The task:
Reproduce all of the data that follows, character for character.

* BEGIN Input rows *

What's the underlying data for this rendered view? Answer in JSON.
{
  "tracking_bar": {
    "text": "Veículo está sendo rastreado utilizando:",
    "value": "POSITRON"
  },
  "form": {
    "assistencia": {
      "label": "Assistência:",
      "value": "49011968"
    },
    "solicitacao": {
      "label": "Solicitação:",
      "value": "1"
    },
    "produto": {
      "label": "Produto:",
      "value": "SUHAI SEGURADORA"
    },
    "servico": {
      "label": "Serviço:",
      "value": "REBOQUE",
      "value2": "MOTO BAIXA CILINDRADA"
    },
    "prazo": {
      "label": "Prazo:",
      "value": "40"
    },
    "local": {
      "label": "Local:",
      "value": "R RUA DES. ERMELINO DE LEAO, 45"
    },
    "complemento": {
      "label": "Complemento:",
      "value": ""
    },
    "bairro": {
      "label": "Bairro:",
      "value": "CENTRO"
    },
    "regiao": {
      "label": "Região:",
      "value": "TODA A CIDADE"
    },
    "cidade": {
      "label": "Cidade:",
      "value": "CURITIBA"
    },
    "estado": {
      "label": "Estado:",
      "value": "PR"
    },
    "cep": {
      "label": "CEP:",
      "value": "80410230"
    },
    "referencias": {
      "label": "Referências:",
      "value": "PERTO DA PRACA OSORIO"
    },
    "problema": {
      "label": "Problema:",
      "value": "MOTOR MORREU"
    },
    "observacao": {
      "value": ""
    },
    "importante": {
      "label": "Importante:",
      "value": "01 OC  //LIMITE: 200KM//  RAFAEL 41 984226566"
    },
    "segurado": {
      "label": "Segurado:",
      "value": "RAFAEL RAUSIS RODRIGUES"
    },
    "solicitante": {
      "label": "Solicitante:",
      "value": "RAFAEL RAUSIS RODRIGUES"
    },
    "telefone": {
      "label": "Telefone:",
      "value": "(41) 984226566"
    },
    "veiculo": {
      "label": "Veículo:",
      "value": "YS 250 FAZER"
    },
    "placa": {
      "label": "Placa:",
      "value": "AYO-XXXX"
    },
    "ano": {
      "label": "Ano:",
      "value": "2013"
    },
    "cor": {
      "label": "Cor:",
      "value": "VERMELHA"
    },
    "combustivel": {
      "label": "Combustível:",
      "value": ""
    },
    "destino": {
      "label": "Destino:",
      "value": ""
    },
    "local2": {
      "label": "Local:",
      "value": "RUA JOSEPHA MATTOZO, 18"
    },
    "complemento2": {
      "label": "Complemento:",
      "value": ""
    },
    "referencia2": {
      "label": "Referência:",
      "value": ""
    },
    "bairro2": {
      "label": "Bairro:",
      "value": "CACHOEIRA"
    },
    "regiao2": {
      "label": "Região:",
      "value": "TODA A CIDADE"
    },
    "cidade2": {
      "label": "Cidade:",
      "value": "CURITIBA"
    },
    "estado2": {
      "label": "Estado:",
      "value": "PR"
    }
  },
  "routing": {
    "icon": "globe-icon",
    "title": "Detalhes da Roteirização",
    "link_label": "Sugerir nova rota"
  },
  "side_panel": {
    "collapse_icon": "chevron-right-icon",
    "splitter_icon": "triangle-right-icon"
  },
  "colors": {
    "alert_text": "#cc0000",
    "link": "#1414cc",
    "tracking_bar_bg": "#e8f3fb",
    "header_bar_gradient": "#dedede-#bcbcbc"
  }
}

* END Input rows *

Problem solution:
What's the underlying data for this rendered view? Answer in JSON.
{
  "tracking_bar": {
    "text": "Veículo está sendo rastreado utilizando:",
    "value": "POSITRON"
  },
  "form": {
    "assistencia": {
      "label": "Assistência:",
      "value": "49011968"
    },
    "solicitacao": {
      "label": "Solicitação:",
      "value": "1"
    },
    "produto": {
      "label": "Produto:",
      "value": "SUHAI SEGURADORA"
    },
    "servico": {
      "label": "Serviço:",
      "value": "REBOQUE",
      "value2": "MOTO BAIXA CILINDRADA"
    },
    "prazo": {
      "label": "Prazo:",
      "value": "40"
    },
    "local": {
      "label": "Local:",
      "value": "R RUA DES. ERMELINO DE LEAO, 45"
    },
    "complemento": {
      "label": "Complemento:",
      "value": ""
    },
    "bairro": {
      "label": "Bairro:",
      "value": "CENTRO"
    },
    "regiao": {
      "label": "Região:",
      "value": "TODA A CIDADE"
    },
    "cidade": {
      "label": "Cidade:",
      "value": "CURITIBA"
    },
    "estado": {
      "label": "Estado:",
      "value": "PR"
    },
    "cep": {
      "label": "CEP:",
      "value": "80410230"
    },
    "referencias": {
      "label": "Referências:",
      "value": "PERTO DA PRACA OSORIO"
    },
    "problema": {
      "label": "Problema:",
      "value": "MOTOR MORREU"
    },
    "observacao": {
      "value": ""
    },
    "importante": {
      "label": "Importante:",
      "value": "01 OC  //LIMITE: 200KM//  RAFAEL 41 984226566"
    },
    "segurado": {
      "label": "Segurado:",
      "value": "RAFAEL RAUSIS RODRIGUES"
    },
    "solicitante": {
      "label": "Solicitante:",
      "value": "RAFAEL RAUSIS RODRIGUES"
    },
    "telefone": {
      "label": "Telefone:",
      "value": "(41) 984226566"
    },
    "veiculo": {
      "label": "Veículo:",
      "value": "YS 250 FAZER"
    },
    "placa": {
      "label": "Placa:",
      "value": "AYO-XXXX"
    },
    "ano": {
      "label": "Ano:",
      "value": "2013"
    },
    "cor": {
      "label": "Cor:",
      "value": "VERMELHA"
    },
    "combustivel": {
      "label": "Combustível:",
      "value": ""
    },
    "destino": {
      "label": "Destino:",
      "value": ""
    },
    "local2": {
      "label": "Local:",
      "value": "RUA JOSEPHA MATTOZO, 18"
    },
    "complemento2": {
      "label": "Complemento:",
      "value": ""
    },
    "referencia2": {
      "label": "Referência:",
      "value": ""
    },
    "bairro2": {
      "label": "Bairro:",
      "value": "CACHOEIRA"
    },
    "regiao2": {
      "label": "Região:",
      "value": "TODA A CIDADE"
    },
    "cidade2": {
      "label": "Cidade:",
      "value": "CURITIBA"
    },
    "estado2": {
      "label": "Estado:",
      "value": "PR"
    }
  },
  "routing": {
    "icon": "globe-icon",
    "title": "Detalhes da Roteirização",
    "link_label": "Sugerir nova rota"
  },
  "side_panel": {
    "collapse_icon": "chevron-right-icon",
    "splitter_icon": "triangle-right-icon"
  },
  "colors": {
    "alert_text": "#cc0000",
    "link": "#1414cc",
    "tracking_bar_bg": "#e8f3fb",
    "header_bar_gradient": "#dedede-#bcbcbc"
  }
}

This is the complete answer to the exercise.